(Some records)
+ + + + +

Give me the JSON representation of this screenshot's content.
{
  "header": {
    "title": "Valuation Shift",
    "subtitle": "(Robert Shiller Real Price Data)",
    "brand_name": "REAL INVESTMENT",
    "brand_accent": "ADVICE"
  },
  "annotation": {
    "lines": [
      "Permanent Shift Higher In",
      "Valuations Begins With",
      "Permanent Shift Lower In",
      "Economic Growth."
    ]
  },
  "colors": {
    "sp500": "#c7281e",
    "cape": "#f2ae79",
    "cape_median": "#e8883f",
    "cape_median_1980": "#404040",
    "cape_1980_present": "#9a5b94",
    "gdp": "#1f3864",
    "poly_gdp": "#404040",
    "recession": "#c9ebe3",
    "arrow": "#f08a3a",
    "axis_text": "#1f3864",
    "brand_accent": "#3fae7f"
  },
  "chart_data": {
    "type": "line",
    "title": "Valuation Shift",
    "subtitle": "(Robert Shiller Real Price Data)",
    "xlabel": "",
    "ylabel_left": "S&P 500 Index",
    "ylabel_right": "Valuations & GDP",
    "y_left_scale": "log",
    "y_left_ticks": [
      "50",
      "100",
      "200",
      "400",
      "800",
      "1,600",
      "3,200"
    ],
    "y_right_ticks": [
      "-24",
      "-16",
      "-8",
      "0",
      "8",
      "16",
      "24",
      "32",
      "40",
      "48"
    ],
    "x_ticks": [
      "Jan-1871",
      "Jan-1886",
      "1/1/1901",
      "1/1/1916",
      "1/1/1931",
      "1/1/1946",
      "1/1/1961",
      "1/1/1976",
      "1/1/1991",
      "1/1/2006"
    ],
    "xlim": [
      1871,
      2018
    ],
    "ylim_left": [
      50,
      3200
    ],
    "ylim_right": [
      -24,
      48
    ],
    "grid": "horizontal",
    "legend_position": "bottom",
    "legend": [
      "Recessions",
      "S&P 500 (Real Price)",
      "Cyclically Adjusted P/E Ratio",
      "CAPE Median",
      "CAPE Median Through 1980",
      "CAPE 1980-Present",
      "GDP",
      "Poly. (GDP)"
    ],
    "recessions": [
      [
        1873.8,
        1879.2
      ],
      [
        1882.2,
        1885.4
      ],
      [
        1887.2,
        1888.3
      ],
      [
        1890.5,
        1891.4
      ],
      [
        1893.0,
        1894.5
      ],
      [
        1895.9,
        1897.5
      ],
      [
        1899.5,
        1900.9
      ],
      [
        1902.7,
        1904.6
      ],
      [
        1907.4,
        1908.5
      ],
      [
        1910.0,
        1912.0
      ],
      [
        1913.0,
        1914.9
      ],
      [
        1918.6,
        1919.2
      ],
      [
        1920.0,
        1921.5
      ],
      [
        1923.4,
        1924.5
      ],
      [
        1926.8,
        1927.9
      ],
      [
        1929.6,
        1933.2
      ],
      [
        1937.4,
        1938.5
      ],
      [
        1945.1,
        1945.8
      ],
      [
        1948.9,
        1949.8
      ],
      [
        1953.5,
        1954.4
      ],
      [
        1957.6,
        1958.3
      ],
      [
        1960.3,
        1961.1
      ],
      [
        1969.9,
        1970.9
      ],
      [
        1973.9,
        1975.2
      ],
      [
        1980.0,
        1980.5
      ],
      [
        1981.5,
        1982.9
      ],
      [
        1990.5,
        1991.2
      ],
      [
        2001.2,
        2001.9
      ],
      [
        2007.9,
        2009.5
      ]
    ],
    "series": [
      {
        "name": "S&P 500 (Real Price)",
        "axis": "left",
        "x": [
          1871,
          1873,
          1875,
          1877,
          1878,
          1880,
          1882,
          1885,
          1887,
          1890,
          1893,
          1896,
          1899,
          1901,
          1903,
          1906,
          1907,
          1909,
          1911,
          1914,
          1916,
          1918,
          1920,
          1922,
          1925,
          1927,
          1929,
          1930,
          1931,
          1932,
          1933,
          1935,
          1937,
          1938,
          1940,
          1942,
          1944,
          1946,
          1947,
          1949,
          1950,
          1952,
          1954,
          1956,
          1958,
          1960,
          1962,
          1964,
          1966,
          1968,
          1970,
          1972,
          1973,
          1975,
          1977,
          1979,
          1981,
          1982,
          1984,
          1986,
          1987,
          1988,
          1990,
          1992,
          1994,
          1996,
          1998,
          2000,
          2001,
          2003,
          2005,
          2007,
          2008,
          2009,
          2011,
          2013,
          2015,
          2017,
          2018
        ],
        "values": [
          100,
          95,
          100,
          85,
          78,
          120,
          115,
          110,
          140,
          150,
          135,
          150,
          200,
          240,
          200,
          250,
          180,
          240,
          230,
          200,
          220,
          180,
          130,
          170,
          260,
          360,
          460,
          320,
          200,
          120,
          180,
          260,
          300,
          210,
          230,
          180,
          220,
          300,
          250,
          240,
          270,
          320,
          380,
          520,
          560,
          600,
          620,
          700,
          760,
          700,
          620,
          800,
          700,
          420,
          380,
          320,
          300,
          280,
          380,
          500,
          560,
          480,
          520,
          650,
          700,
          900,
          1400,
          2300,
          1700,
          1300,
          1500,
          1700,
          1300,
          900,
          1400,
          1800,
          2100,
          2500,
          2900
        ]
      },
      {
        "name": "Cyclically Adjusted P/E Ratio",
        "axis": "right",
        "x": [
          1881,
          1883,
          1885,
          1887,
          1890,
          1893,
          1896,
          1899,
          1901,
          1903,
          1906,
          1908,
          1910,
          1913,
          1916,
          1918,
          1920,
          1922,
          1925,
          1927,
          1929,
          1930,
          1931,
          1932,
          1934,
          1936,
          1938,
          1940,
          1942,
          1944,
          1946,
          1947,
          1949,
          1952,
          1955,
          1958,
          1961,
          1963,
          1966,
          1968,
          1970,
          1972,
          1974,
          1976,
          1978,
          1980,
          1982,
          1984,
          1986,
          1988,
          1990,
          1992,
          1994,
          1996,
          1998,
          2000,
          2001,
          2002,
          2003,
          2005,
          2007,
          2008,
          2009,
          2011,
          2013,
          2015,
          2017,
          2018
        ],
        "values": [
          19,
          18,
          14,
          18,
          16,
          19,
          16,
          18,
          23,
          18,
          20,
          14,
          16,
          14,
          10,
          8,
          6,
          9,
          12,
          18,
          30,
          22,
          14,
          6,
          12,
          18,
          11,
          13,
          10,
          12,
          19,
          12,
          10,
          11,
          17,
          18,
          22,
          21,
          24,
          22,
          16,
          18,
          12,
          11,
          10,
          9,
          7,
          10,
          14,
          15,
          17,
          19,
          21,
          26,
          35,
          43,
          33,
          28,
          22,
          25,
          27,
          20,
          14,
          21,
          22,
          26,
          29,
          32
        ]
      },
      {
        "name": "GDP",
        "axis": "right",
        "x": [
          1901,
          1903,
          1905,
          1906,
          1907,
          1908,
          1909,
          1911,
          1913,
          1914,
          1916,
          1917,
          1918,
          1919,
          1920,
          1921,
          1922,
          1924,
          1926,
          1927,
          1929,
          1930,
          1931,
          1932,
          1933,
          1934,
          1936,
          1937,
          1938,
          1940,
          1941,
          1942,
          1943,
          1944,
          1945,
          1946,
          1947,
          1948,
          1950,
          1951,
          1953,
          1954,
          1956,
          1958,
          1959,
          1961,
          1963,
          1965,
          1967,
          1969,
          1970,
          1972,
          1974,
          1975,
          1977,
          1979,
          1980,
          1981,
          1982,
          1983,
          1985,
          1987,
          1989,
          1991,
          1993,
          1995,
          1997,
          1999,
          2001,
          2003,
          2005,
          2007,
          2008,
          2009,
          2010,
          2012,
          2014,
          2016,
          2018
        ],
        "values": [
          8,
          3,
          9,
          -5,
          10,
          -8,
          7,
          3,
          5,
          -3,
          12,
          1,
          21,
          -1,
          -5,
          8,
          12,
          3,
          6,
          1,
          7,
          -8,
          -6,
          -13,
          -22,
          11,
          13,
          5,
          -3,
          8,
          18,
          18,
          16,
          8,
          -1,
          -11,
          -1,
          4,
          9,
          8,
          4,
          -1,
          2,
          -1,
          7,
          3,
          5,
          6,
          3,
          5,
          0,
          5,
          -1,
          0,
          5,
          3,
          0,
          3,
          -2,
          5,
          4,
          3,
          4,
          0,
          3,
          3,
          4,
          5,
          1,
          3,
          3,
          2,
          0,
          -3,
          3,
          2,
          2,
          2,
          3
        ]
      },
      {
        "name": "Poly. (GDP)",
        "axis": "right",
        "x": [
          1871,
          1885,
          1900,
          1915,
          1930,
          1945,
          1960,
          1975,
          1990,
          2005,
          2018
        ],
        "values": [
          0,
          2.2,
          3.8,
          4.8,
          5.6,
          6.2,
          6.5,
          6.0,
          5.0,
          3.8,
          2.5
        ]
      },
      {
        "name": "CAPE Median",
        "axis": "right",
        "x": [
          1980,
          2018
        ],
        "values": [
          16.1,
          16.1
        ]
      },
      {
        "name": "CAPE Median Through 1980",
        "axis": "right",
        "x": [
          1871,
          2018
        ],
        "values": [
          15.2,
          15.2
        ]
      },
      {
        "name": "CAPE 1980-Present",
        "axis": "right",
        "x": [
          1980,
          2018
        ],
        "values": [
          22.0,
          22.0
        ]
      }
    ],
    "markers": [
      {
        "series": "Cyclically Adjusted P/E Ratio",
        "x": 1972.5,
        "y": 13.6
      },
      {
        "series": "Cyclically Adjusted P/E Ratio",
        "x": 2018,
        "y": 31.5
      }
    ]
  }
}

+ + + + +

* [Requirements]:
Take every line that includes the string "Permanent" and copy it.

* [Exercise result]:
      "Permanent Shift Higher In",
      "Permanent Shift Lower In",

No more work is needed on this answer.